# PROBLEM DESCRIPTION
Set down each record below precisely, skipping the pictures.
* BEGIN DATA PROVIDED *
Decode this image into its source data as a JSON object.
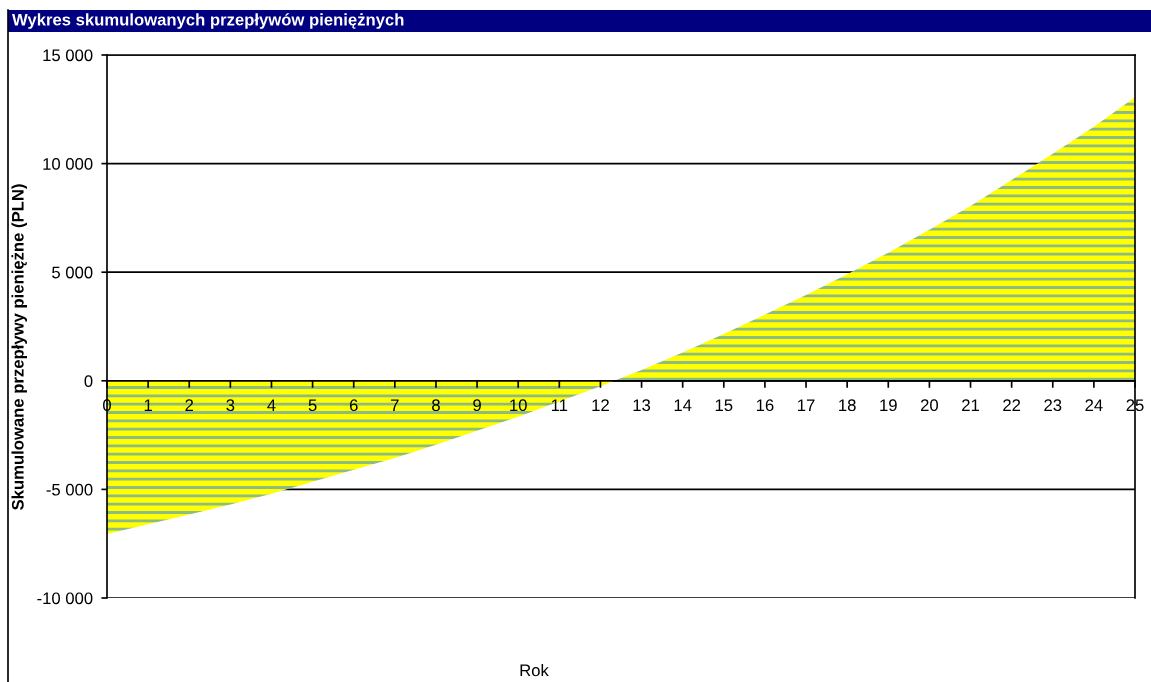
{
  "chart_data": {
    "type": "area",
    "title": "Wykres skumulowanych przepływów pieniężnych",
    "xlabel": "Rok",
    "ylabel": "Skumulowane przepływy pieniężne (PLN)",
    "x": [
      0,
      1,
      2,
      3,
      4,
      5,
      6,
      7,
      8,
      9,
      10,
      11,
      12,
      13,
      14,
      15,
      16,
      17,
      18,
      19,
      20,
      21,
      22,
      23,
      24,
      25
    ],
    "series": [
      {
        "color": "#ffff00",
        "values": [
          -7050,
          -6600,
          -6150,
          -5700,
          -5200,
          -4650,
          -4100,
          -3550,
          -2950,
          -2300,
          -1650,
          -950,
          -250,
          500,
          1300,
          2150,
          3050,
          3950,
          4900,
          5900,
          6950,
          8050,
          9250,
          10450,
          11700,
          13050
        ]
      }
    ],
    "xlim": [
      0,
      25
    ],
    "xticks": [
      0,
      1,
      2,
      3,
      4,
      5,
      6,
      7,
      8,
      9,
      10,
      11,
      12,
      13,
      14,
      15,
      16,
      17,
      18,
      19,
      20,
      21,
      22,
      23,
      24,
      25
    ],
    "ylim": [
      -10000,
      15000
    ],
    "yticks": [
      {
        "value": -10000,
        "label": "-10 000"
      },
      {
        "value": -5000,
        "label": "-5 000"
      },
      0,
      {
        "value": 5000,
        "label": "5 000"
      },
      {
        "value": 10000,
        "label": "10 000"
      },
      {
        "value": 15000,
        "label": "15 000"
      }
    ],
    "grid": "y"
  }
}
* END DATA PROVIDED *
# EXERCISE SOLUTION
Decode this image into its source data as a JSON object.
{
  "chart_data": {
    "type": "area",
    "title": "Wykres skumulowanych przepływów pieniężnych",
    "xlabel": "Rok",
    "ylabel": "Skumulowane przepływy pieniężne (PLN)",
    "x": [
      0,
      1,
      2,
      3,
      4,
      5,
      6,
      7,
      8,
      9,
      10,
      11,
      12,
      13,
      14,
      15,
      16,
      17,
      18,
      19,
      20,
      21,
      22,
      23,
      24,
      25
    ],
    "series": [
      {
        "color": "#ffff00",
        "values": [
          -7050,
          -6600,
          -6150,
          -5700,
          -5200,
          -4650,
          -4100,
          -3550,
          -2950,
          -2300,
          -1650,
          -950,
          -250,
          500,
          1300,
          2150,
          3050,
          3950,
          4900,
          5900,
          6950,
          8050,
          9250,
          10450,
          11700,
          13050
        ]
      }
    ],
    "xlim": [
      0,
      25
    ],
    "xticks": [
      0,
      1,
      2,
      3,
      4,
      5,
      6,
      7,
      8,
      9,
      10,
      11,
      12,
      13,
      14,
      15,
      16,
      17,
      18,
      19,
      20,
      21,
      22,
      23,
      24,
      25
    ],
    "ylim": [
      -10000,
      15000
    ],
    "yticks": [
      {
        "value": -10000,
        "label": "-10 000"
      },
      {
        "value": -5000,
        "label": "-5 000"
      },
      0,
      {
        "value": 5000,
        "label": "5 000"
      },
      {
        "value": 10000,
        "label": "10 000"
      },
      {
        "value": 15000,
        "label": "15 000"
      }
    ],
    "grid": "y"
  }
}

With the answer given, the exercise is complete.